[Start]
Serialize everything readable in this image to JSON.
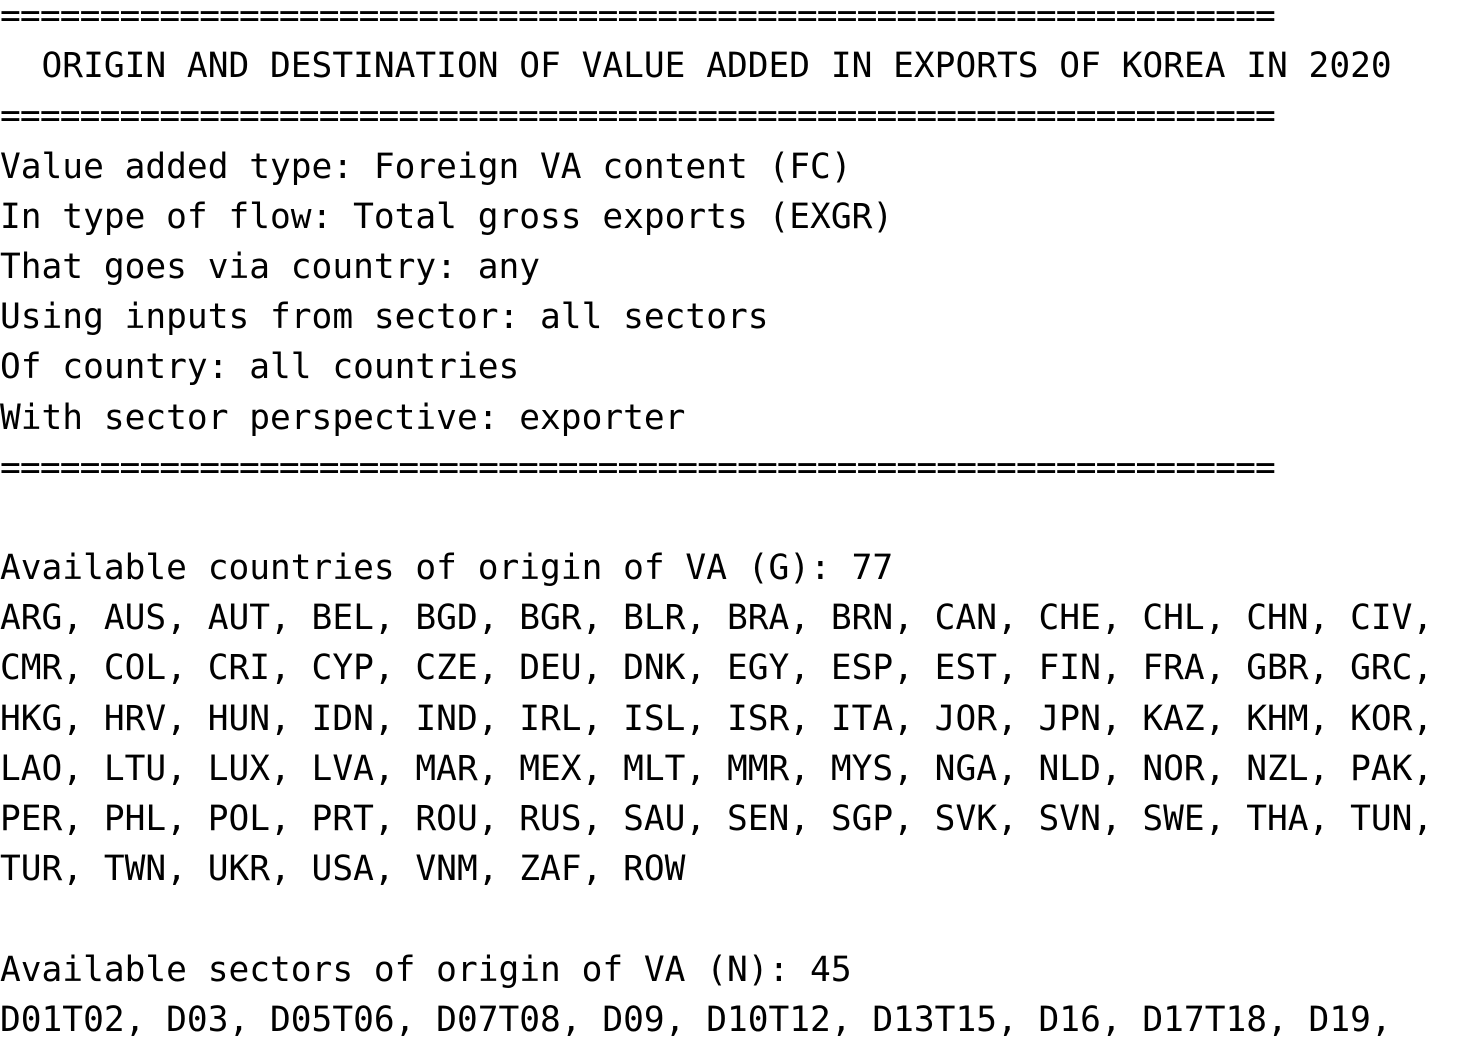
{
  "report": {
    "rule": "================================================================",
    "title": "  ORIGIN AND DESTINATION OF VALUE ADDED IN EXPORTS OF KOREA IN 2020",
    "params": [
      "Value added type: Foreign VA content (FC)",
      "In type of flow: Total gross exports (EXGR)",
      "That goes via country: any",
      "Using inputs from sector: all sectors",
      "Of country: all countries",
      "With sector perspective: exporter"
    ],
    "countries": {
      "header": "Available countries of origin of VA (G): 77",
      "lines": [
        "ARG, AUS, AUT, BEL, BGD, BGR, BLR, BRA, BRN, CAN, CHE, CHL, CHN, CIV,",
        "CMR, COL, CRI, CYP, CZE, DEU, DNK, EGY, ESP, EST, FIN, FRA, GBR, GRC,",
        "HKG, HRV, HUN, IDN, IND, IRL, ISL, ISR, ITA, JOR, JPN, KAZ, KHM, KOR,",
        "LAO, LTU, LUX, LVA, MAR, MEX, MLT, MMR, MYS, NGA, NLD, NOR, NZL, PAK,",
        "PER, PHL, POL, PRT, ROU, RUS, SAU, SEN, SGP, SVK, SVN, SWE, THA, TUN,",
        "TUR, TWN, UKR, USA, VNM, ZAF, ROW"
      ]
    },
    "sectors": {
      "header": "Available sectors of origin of VA (N): 45",
      "lines": [
        "D01T02, D03, D05T06, D07T08, D09, D10T12, D13T15, D16, D17T18, D19,"
      ]
    }
  }
}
[End]
**Goal:**
Retype everything in the material word for word, minus pictures.

**Finished task:**
Serialize everything readable in this image to JSON.
{
  "report": {
    "rule": "================================================================",
    "title": "  ORIGIN AND DESTINATION OF VALUE ADDED IN EXPORTS OF KOREA IN 2020",
    "params": [
      "Value added type: Foreign VA content (FC)",
      "In type of flow: Total gross exports (EXGR)",
      "That goes via country: any",
      "Using inputs from sector: all sectors",
      "Of country: all countries",
      "With sector perspective: exporter"
    ],
    "countries": {
      "header": "Available countries of origin of VA (G): 77",
      "lines": [
        "ARG, AUS, AUT, BEL, BGD, BGR, BLR, BRA, BRN, CAN, CHE, CHL, CHN, CIV,",
        "CMR, COL, CRI, CYP, CZE, DEU, DNK, EGY, ESP, EST, FIN, FRA, GBR, GRC,",
        "HKG, HRV, HUN, IDN, IND, IRL, ISL, ISR, ITA, JOR, JPN, KAZ, KHM, KOR,",
        "LAO, LTU, LUX, LVA, MAR, MEX, MLT, MMR, MYS, NGA, NLD, NOR, NZL, PAK,",
        "PER, PHL, POL, PRT, ROU, RUS, SAU, SEN, SGP, SVK, SVN, SWE, THA, TUN,",
        "TUR, TWN, UKR, USA, VNM, ZAF, ROW"
      ]
    },
    "sectors": {
      "header": "Available sectors of origin of VA (N): 45",
      "lines": [
        "D01T02, D03, D05T06, D07T08, D09, D10T12, D13T15, D16, D17T18, D19,"
      ]
    }
  }
}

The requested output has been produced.